● **WHAT YOU WILL DO**: Every line of the data must be copied exactly.

-- BEGIN INFORMATION SHOWN --

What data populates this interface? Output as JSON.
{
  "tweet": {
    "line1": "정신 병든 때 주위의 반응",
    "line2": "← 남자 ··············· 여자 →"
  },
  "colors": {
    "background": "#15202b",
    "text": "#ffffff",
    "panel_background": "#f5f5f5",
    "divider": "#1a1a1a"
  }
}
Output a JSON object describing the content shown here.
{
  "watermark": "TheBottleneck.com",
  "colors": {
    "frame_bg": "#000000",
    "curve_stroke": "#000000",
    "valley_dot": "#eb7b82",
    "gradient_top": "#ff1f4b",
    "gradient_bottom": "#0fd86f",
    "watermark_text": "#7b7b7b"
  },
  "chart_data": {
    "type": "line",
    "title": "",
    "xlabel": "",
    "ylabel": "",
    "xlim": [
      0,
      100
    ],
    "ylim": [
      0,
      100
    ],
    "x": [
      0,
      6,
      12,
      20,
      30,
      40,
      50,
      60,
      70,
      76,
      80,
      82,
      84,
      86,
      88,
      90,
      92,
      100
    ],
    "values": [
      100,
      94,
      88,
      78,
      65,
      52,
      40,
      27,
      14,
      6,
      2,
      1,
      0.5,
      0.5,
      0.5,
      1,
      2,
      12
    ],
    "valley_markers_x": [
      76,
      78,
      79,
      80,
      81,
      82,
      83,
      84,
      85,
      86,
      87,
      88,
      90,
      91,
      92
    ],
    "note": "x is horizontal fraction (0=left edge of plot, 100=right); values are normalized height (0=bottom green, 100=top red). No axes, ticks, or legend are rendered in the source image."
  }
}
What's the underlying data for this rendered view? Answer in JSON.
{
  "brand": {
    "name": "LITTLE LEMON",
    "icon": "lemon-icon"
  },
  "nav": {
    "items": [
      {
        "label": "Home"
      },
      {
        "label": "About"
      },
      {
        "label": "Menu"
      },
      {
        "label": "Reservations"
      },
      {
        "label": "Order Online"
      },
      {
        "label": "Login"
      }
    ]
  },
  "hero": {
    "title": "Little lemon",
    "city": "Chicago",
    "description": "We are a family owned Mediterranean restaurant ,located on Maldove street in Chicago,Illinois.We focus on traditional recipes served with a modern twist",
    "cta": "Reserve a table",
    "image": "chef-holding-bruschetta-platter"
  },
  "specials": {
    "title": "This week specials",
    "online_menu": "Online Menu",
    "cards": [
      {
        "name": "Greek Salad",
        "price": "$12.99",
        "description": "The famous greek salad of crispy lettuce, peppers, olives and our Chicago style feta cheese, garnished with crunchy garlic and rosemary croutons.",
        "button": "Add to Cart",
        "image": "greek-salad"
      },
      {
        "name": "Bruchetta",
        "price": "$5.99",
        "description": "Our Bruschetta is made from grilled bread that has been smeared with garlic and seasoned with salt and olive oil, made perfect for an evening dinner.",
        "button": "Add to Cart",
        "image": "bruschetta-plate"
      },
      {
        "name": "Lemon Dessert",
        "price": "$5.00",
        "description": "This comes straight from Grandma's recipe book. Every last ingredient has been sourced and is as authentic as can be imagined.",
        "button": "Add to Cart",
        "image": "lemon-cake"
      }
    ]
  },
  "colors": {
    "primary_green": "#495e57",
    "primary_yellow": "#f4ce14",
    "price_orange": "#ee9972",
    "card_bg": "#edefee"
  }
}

-- END INFORMATION SHOWN --

● **EXERCISE ANSWER**:
What data populates this interface? Output as JSON.
{
  "tweet": {
    "line1": "정신 병든 때 주위의 반응",
    "line2": "← 남자 ··············· 여자 →"
  },
  "colors": {
    "background": "#15202b",
    "text": "#ffffff",
    "panel_background": "#f5f5f5",
    "divider": "#1a1a1a"
  }
}
Output a JSON object describing the content shown here.
{
  "watermark": "TheBottleneck.com",
  "colors": {
    "frame_bg": "#000000",
    "curve_stroke": "#000000",
    "valley_dot": "#eb7b82",
    "gradient_top": "#ff1f4b",
    "gradient_bottom": "#0fd86f",
    "watermark_text": "#7b7b7b"
  },
  "chart_data": {
    "type": "line",
    "title": "",
    "xlabel": "",
    "ylabel": "",
    "xlim": [
      0,
      100
    ],
    "ylim": [
      0,
      100
    ],
    "x": [
      0,
      6,
      12,
      20,
      30,
      40,
      50,
      60,
      70,
      76,
      80,
      82,
      84,
      86,
      88,
      90,
      92,
      100
    ],
    "values": [
      100,
      94,
      88,
      78,
      65,
      52,
      40,
      27,
      14,
      6,
      2,
      1,
      0.5,
      0.5,
      0.5,
      1,
      2,
      12
    ],
    "valley_markers_x": [
      76,
      78,
      79,
      80,
      81,
      82,
      83,
      84,
      85,
      86,
      87,
      88,
      90,
      91,
      92
    ],
    "note": "x is horizontal fraction (0=left edge of plot, 100=right); values are normalized height (0=bottom green, 100=top red). No axes, ticks, or legend are rendered in the source image."
  }
}
What's the underlying data for this rendered view? Answer in JSON.
{
  "brand": {
    "name": "LITTLE LEMON",
    "icon": "lemon-icon"
  },
  "nav": {
    "items": [
      {
        "label": "Home"
      },
      {
        "label": "About"
      },
      {
        "label": "Menu"
      },
      {
        "label": "Reservations"
      },
      {
        "label": "Order Online"
      },
      {
        "label": "Login"
      }
    ]
  },
  "hero": {
    "title": "Little lemon",
    "city": "Chicago",
    "description": "We are a family owned Mediterranean restaurant ,located on Maldove street in Chicago,Illinois.We focus on traditional recipes served with a modern twist",
    "cta": "Reserve a table",
    "image": "chef-holding-bruschetta-platter"
  },
  "specials": {
    "title": "This week specials",
    "online_menu": "Online Menu",
    "cards": [
      {
        "name": "Greek Salad",
        "price": "$12.99",
        "description": "The famous greek salad of crispy lettuce, peppers, olives and our Chicago style feta cheese, garnished with crunchy garlic and rosemary croutons.",
        "button": "Add to Cart",
        "image": "greek-salad"
      },
      {
        "name": "Bruchetta",
        "price": "$5.99",
        "description": "Our Bruschetta is made from grilled bread that has been smeared with garlic and seasoned with salt and olive oil, made perfect for an evening dinner.",
        "button": "Add to Cart",
        "image": "bruschetta-plate"
      },
      {
        "name": "Lemon Dessert",
        "price": "$5.00",
        "description": "This comes straight from Grandma's recipe book. Every last ingredient has been sourced and is as authentic as can be imagined.",
        "button": "Add to Cart",
        "image": "lemon-cake"
      }
    ]
  },
  "colors": {
    "primary_green": "#495e57",
    "primary_yellow": "#f4ce14",
    "price_orange": "#ee9972",
    "card_bg": "#edefee"
  }
}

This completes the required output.